[Rows from a figure dataset]
-- -- --

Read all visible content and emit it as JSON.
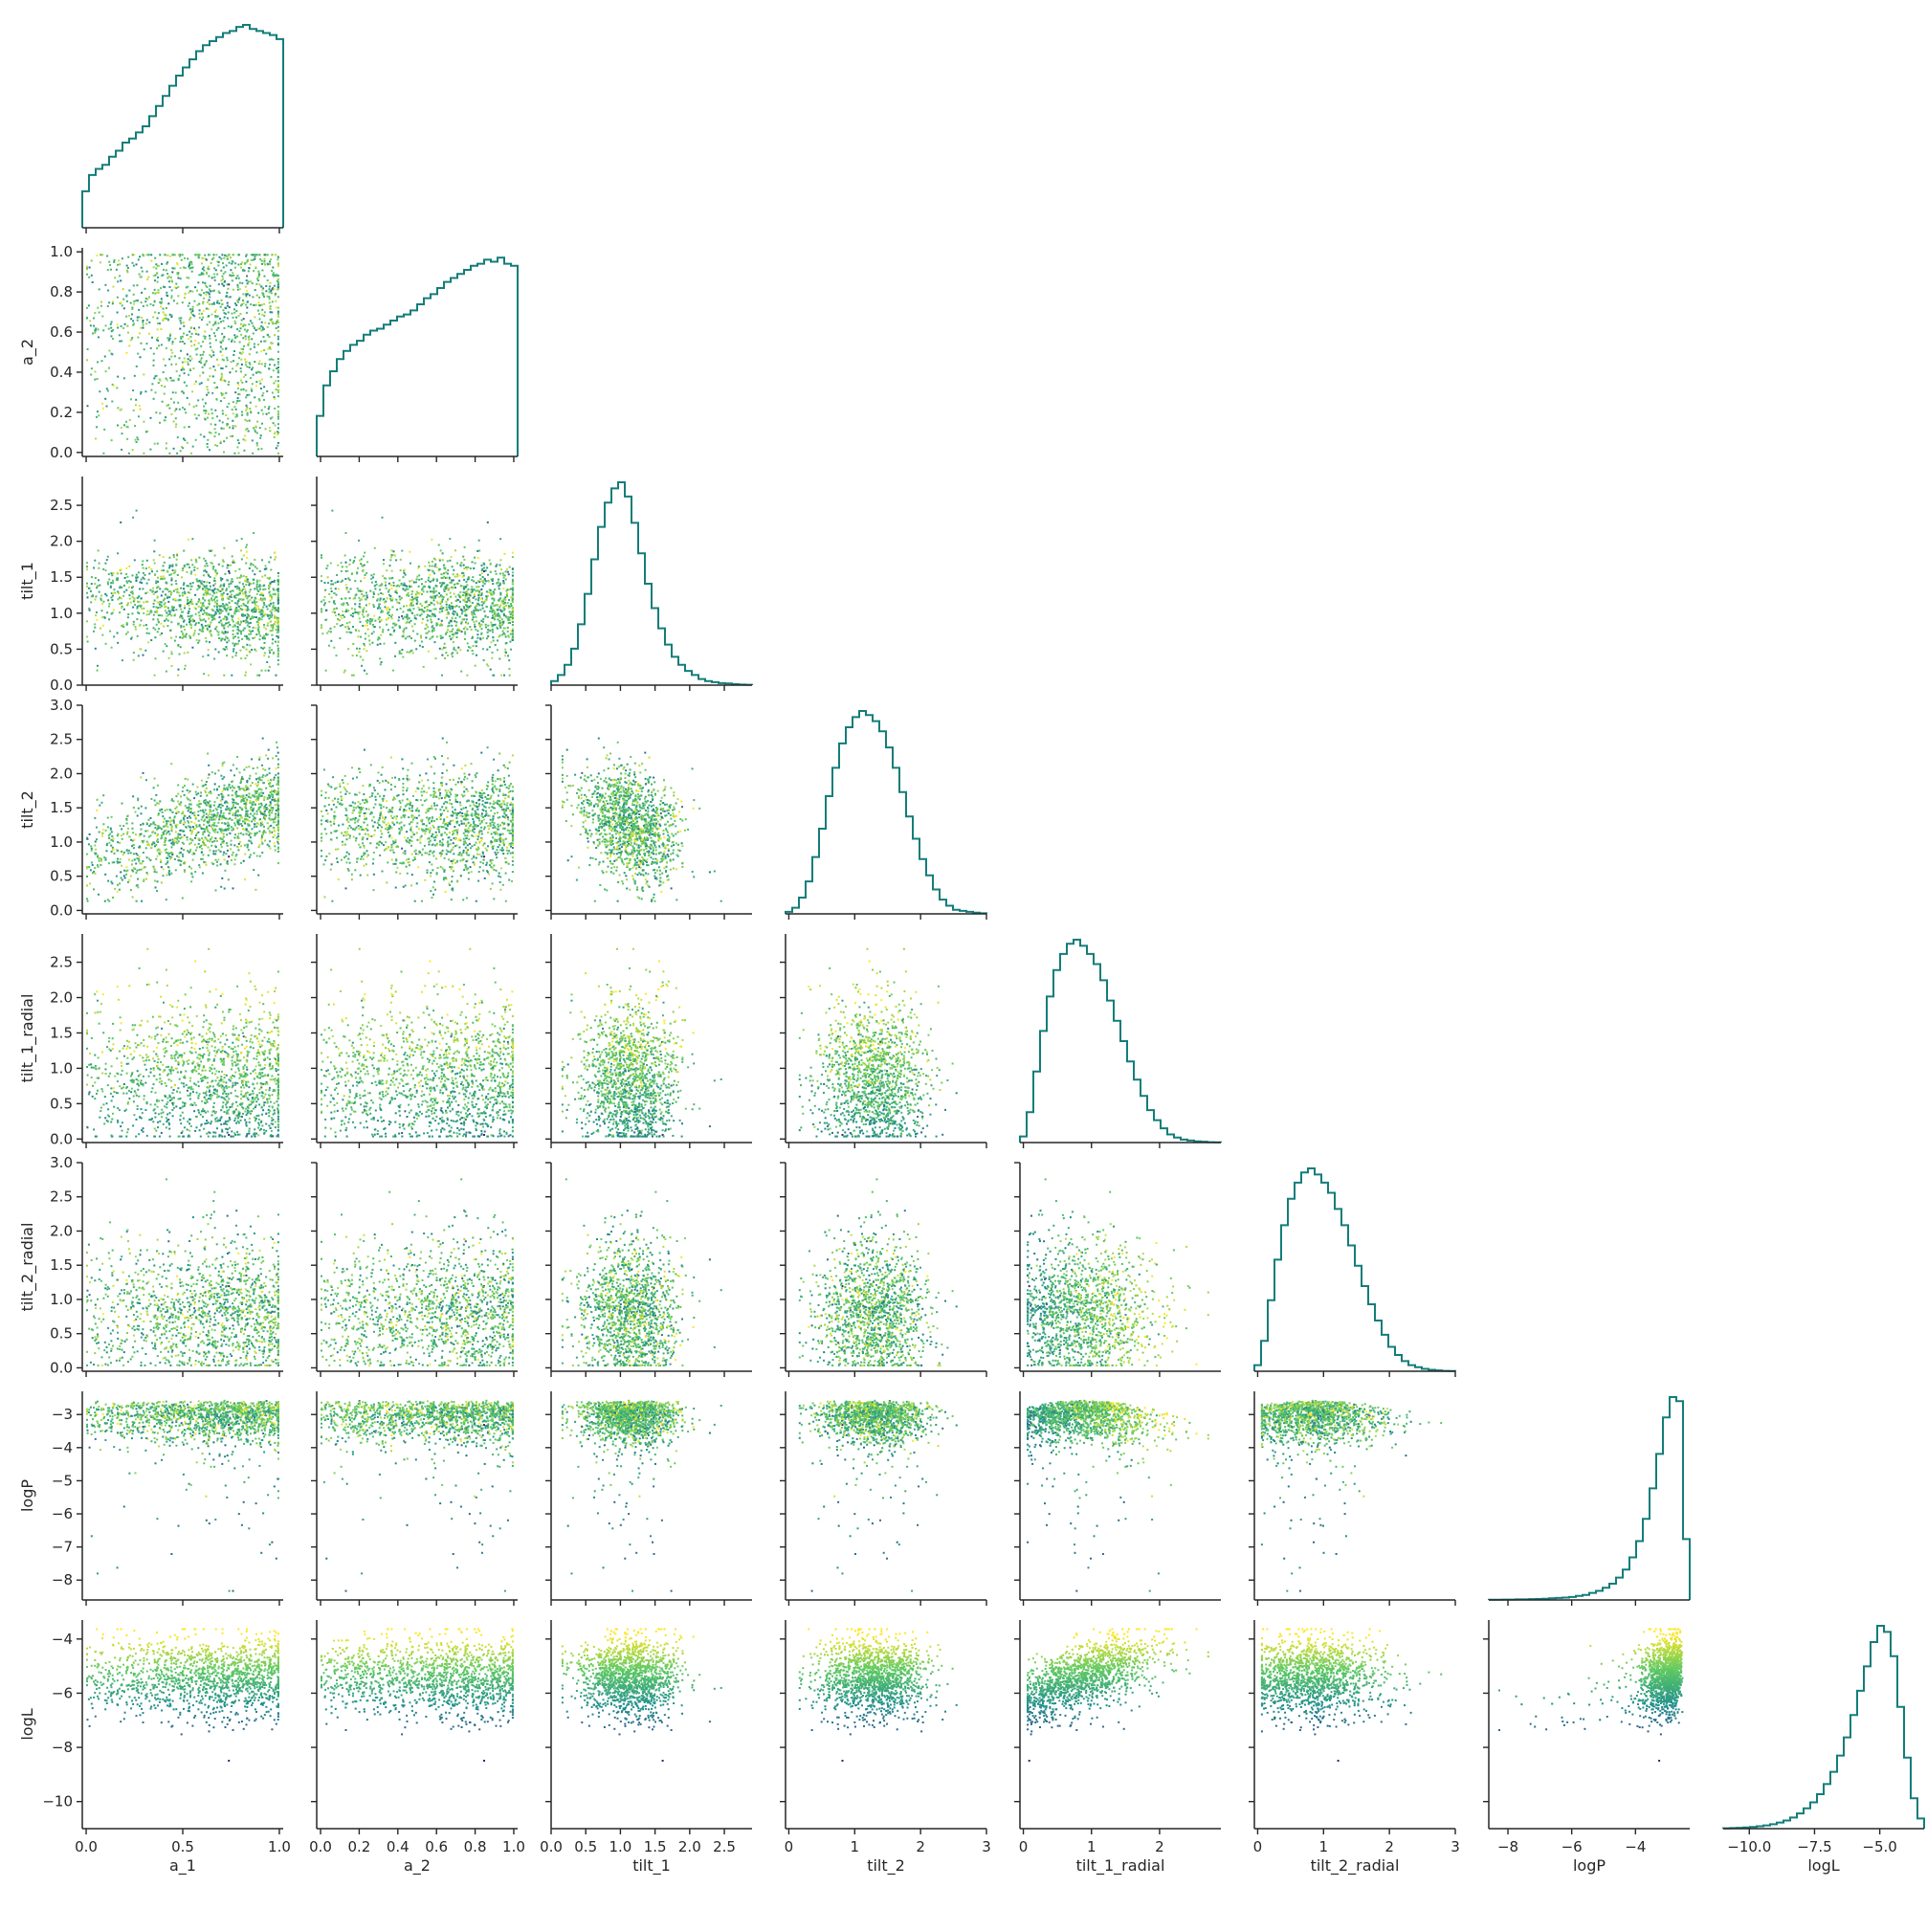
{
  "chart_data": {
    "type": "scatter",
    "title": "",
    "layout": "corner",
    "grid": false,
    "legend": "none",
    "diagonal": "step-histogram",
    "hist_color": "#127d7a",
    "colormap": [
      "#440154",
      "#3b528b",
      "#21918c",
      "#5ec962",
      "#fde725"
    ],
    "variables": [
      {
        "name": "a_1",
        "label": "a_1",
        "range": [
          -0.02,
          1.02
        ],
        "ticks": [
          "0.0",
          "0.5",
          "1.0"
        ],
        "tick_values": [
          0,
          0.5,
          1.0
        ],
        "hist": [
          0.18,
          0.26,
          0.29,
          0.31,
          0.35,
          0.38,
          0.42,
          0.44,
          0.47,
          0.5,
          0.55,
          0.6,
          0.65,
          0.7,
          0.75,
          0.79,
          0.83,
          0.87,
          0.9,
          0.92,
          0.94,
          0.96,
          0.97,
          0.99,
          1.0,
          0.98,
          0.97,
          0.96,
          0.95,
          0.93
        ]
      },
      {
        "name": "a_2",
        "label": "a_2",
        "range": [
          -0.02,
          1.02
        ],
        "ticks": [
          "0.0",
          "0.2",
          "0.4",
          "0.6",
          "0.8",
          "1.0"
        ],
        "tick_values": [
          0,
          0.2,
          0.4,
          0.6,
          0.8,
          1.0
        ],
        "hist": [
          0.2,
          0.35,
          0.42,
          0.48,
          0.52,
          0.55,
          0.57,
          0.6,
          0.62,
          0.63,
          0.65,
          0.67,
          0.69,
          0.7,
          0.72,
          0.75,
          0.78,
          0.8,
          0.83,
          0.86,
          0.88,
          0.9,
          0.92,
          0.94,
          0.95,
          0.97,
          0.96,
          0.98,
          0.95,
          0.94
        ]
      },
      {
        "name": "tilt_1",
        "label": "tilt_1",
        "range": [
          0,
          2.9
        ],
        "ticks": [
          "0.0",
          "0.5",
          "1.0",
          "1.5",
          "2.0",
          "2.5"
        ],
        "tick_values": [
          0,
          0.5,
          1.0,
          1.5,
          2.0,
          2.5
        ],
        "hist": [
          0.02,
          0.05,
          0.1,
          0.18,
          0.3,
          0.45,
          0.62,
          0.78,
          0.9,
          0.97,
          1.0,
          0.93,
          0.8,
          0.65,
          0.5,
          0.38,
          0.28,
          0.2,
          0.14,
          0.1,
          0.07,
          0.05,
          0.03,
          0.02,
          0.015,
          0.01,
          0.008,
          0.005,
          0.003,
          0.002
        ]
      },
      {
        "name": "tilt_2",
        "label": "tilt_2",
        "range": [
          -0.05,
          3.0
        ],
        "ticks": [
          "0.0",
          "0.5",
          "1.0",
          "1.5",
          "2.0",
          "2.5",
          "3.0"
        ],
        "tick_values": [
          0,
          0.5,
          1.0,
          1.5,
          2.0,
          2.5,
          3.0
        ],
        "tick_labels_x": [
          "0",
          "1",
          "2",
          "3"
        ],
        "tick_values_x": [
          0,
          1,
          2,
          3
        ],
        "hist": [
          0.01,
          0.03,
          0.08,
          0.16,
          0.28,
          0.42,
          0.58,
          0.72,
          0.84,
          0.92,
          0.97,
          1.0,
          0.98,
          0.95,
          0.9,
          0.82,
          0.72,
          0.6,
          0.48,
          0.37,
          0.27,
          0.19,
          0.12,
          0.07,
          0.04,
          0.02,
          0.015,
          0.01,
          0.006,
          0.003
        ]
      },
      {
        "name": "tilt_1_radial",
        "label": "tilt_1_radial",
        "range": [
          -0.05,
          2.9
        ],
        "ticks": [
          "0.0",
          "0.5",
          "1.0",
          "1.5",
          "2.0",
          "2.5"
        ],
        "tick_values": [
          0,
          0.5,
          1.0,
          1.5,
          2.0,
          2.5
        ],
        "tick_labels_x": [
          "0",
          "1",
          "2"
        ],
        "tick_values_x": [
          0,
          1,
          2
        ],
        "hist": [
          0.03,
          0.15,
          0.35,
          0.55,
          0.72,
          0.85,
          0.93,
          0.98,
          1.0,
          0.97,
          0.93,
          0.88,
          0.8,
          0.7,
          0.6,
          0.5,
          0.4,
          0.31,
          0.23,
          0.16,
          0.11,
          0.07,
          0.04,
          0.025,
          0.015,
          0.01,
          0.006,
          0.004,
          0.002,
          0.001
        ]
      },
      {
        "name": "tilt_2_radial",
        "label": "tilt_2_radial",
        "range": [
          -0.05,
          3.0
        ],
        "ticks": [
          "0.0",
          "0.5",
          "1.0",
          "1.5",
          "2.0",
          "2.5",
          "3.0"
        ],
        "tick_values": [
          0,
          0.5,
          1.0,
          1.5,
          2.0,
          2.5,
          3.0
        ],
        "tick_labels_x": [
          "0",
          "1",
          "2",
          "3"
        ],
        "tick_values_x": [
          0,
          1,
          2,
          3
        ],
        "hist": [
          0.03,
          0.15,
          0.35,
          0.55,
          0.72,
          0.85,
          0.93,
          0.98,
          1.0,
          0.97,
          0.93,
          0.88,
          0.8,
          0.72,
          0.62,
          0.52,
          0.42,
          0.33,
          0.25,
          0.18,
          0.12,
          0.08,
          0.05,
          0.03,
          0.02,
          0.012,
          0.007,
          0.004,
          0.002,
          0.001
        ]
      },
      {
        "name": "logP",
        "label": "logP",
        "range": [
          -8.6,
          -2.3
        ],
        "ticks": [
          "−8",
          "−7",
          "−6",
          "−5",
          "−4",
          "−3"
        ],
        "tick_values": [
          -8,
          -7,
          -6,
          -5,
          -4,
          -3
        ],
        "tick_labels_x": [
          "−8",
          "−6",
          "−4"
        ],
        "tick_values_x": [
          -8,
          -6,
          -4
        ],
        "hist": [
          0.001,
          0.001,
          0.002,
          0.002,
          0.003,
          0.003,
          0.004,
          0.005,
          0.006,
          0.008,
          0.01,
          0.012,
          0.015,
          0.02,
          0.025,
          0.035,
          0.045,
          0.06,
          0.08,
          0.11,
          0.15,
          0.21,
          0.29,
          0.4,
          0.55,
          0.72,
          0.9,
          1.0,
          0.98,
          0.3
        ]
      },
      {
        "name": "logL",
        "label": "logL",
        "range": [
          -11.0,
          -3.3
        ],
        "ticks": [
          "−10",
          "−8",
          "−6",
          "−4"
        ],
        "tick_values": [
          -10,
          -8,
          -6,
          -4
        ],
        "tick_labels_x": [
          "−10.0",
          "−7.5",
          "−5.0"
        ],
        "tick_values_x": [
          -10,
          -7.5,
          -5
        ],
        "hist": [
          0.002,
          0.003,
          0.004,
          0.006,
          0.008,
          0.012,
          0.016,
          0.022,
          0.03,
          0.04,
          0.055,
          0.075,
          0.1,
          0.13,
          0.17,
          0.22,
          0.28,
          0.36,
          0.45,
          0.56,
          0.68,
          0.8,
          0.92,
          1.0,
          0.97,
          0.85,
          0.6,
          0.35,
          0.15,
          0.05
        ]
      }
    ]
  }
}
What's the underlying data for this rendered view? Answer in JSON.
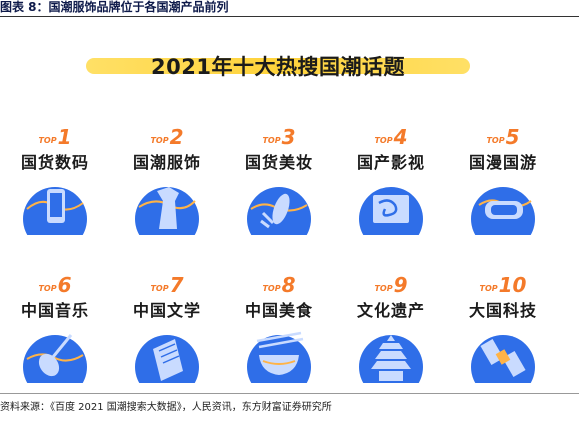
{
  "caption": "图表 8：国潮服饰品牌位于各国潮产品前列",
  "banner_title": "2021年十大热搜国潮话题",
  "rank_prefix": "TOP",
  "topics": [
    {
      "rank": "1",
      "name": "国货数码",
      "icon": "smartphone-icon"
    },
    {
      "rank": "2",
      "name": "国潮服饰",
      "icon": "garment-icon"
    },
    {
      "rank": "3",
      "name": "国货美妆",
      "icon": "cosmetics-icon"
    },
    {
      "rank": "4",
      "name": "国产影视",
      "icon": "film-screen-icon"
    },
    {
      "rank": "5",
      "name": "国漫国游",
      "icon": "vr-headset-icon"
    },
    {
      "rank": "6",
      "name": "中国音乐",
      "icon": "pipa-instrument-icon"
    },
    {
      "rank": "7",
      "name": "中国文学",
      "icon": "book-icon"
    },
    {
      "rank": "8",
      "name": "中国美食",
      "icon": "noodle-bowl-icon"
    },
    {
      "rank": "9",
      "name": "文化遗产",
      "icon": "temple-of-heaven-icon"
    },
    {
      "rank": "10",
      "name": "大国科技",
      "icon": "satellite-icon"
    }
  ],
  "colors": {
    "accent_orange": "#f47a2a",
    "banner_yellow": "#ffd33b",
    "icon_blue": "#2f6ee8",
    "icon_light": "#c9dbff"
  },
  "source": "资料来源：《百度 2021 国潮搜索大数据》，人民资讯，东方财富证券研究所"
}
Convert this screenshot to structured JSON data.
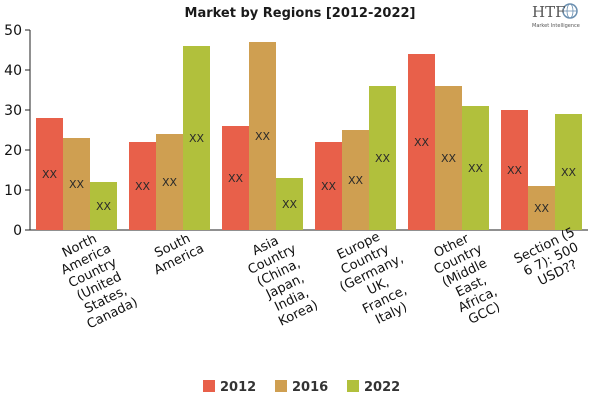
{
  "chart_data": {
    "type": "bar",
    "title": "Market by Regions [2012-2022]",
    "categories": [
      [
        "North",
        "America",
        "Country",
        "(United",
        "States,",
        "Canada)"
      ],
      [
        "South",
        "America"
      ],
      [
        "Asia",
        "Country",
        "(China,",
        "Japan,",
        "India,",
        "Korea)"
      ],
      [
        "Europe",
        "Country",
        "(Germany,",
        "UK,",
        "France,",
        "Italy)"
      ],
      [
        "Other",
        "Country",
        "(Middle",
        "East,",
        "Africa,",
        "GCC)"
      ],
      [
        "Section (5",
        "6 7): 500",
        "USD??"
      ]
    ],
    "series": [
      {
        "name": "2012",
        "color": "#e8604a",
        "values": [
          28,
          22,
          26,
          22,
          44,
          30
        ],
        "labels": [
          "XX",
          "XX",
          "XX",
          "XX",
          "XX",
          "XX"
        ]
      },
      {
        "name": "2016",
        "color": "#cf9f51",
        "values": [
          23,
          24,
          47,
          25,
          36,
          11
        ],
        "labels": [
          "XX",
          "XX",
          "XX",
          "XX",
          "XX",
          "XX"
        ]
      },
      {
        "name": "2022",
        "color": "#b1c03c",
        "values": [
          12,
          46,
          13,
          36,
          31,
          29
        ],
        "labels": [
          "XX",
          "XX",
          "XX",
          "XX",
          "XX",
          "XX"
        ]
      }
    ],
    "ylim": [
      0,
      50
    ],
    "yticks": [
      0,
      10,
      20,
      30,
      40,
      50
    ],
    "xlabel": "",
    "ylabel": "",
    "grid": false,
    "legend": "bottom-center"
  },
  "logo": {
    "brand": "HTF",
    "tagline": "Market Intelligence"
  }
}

-- -- --

▸ **Do this**:
Select every line in the records above that contains the word "JSON".

▸ **Exercise response**:
Read all visible content and emit it as JSON.
What's the underlying data for this rendered view? Answer in JSON.
Convert this screenshot to structured JSON data.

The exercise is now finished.